CHALLENGE -
Rewrite the material from its first line through the line containing "row-header-4[interactable]: 4 bbox=[0, 150, 43, 171]", swapping "gridline" for "divider-line" and leaving everything else unchanged.

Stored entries
************
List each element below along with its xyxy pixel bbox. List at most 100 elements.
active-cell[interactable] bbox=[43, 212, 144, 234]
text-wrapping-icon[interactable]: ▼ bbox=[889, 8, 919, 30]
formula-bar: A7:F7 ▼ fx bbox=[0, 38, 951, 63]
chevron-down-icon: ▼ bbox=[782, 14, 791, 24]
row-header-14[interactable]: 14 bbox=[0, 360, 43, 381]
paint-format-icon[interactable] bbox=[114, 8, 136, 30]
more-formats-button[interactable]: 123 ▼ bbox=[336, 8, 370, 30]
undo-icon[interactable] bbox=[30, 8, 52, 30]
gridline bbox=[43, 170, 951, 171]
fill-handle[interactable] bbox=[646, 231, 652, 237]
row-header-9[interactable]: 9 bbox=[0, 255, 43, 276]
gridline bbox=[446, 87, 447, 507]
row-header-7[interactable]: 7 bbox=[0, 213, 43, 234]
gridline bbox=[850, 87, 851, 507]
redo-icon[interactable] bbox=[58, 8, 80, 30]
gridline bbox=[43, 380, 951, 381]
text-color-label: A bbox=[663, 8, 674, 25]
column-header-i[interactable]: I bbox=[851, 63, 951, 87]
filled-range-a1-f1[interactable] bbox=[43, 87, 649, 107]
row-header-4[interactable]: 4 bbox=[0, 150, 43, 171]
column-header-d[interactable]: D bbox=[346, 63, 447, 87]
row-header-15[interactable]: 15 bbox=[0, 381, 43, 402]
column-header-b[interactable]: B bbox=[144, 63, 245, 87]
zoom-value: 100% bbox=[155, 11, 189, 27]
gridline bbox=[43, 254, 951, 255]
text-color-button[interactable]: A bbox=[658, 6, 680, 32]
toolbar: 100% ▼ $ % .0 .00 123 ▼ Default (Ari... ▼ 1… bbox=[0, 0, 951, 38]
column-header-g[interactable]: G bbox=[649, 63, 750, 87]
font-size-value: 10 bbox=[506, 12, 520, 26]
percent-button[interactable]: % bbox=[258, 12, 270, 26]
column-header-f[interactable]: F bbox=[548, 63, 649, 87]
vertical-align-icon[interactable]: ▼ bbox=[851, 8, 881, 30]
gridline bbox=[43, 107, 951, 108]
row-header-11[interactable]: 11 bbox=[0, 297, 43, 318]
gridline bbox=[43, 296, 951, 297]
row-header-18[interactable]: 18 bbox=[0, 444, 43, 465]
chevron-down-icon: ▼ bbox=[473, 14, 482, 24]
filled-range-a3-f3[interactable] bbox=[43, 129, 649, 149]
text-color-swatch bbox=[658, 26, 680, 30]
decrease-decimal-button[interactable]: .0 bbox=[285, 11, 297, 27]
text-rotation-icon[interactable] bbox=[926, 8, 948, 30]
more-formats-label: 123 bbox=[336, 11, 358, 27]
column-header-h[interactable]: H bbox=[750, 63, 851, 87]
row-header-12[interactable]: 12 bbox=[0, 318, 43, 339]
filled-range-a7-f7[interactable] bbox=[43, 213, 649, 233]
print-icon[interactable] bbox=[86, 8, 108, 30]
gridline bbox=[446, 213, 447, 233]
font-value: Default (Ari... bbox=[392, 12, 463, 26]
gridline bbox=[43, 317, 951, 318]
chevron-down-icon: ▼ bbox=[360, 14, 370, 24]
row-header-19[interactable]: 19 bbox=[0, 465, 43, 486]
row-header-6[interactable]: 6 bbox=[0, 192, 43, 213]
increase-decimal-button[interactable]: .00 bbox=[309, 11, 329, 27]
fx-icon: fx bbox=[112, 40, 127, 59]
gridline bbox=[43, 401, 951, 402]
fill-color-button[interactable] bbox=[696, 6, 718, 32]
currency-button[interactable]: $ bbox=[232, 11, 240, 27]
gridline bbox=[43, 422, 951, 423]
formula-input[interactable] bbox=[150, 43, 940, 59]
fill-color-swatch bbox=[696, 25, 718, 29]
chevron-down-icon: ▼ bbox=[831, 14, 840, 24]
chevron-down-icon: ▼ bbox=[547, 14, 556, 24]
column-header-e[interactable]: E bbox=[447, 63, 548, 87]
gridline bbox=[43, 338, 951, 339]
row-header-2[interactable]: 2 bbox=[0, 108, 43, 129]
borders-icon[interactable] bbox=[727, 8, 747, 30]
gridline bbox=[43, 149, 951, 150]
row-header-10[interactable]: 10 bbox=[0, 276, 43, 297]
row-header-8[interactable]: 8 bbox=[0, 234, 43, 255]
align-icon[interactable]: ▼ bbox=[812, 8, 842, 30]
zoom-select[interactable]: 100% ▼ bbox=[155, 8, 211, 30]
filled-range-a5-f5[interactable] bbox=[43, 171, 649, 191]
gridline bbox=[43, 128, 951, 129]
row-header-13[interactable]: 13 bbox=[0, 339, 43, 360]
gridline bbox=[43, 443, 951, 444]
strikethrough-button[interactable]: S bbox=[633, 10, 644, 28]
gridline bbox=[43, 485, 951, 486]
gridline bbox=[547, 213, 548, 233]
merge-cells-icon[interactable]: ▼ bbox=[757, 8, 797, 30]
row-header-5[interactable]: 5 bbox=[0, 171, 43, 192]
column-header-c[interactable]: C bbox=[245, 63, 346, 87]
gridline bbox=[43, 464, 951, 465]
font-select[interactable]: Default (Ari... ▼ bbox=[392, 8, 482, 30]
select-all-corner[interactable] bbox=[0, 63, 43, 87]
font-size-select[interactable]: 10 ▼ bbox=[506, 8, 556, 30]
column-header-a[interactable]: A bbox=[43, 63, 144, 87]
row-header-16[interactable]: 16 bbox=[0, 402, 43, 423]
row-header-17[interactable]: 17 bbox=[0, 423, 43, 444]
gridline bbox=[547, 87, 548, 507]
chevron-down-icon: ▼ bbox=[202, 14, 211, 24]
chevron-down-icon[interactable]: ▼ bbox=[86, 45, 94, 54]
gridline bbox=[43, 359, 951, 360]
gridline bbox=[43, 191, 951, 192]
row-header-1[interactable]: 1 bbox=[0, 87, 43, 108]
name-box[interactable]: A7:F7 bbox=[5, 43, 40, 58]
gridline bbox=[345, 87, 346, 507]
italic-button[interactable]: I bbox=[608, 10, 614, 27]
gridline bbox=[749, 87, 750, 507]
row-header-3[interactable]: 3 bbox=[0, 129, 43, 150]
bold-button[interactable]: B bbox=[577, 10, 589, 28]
************
TASK SOLUTION -
List each element below along with its xyxy pixel bbox. List at most 100 elements.
active-cell[interactable] bbox=[43, 212, 144, 234]
text-wrapping-icon[interactable]: ▼ bbox=[889, 8, 919, 30]
formula-bar: A7:F7 ▼ fx bbox=[0, 38, 951, 63]
chevron-down-icon: ▼ bbox=[782, 14, 791, 24]
row-header-14[interactable]: 14 bbox=[0, 360, 43, 381]
paint-format-icon[interactable] bbox=[114, 8, 136, 30]
more-formats-button[interactable]: 123 ▼ bbox=[336, 8, 370, 30]
undo-icon[interactable] bbox=[30, 8, 52, 30]
divider-line bbox=[43, 170, 951, 171]
fill-handle[interactable] bbox=[646, 231, 652, 237]
row-header-9[interactable]: 9 bbox=[0, 255, 43, 276]
divider-line bbox=[446, 87, 447, 507]
row-header-7[interactable]: 7 bbox=[0, 213, 43, 234]
divider-line bbox=[850, 87, 851, 507]
redo-icon[interactable] bbox=[58, 8, 80, 30]
divider-line bbox=[43, 380, 951, 381]
text-color-label: A bbox=[663, 8, 674, 25]
column-header-i[interactable]: I bbox=[851, 63, 951, 87]
filled-range-a1-f1[interactable] bbox=[43, 87, 649, 107]
row-header-4[interactable]: 4 bbox=[0, 150, 43, 171]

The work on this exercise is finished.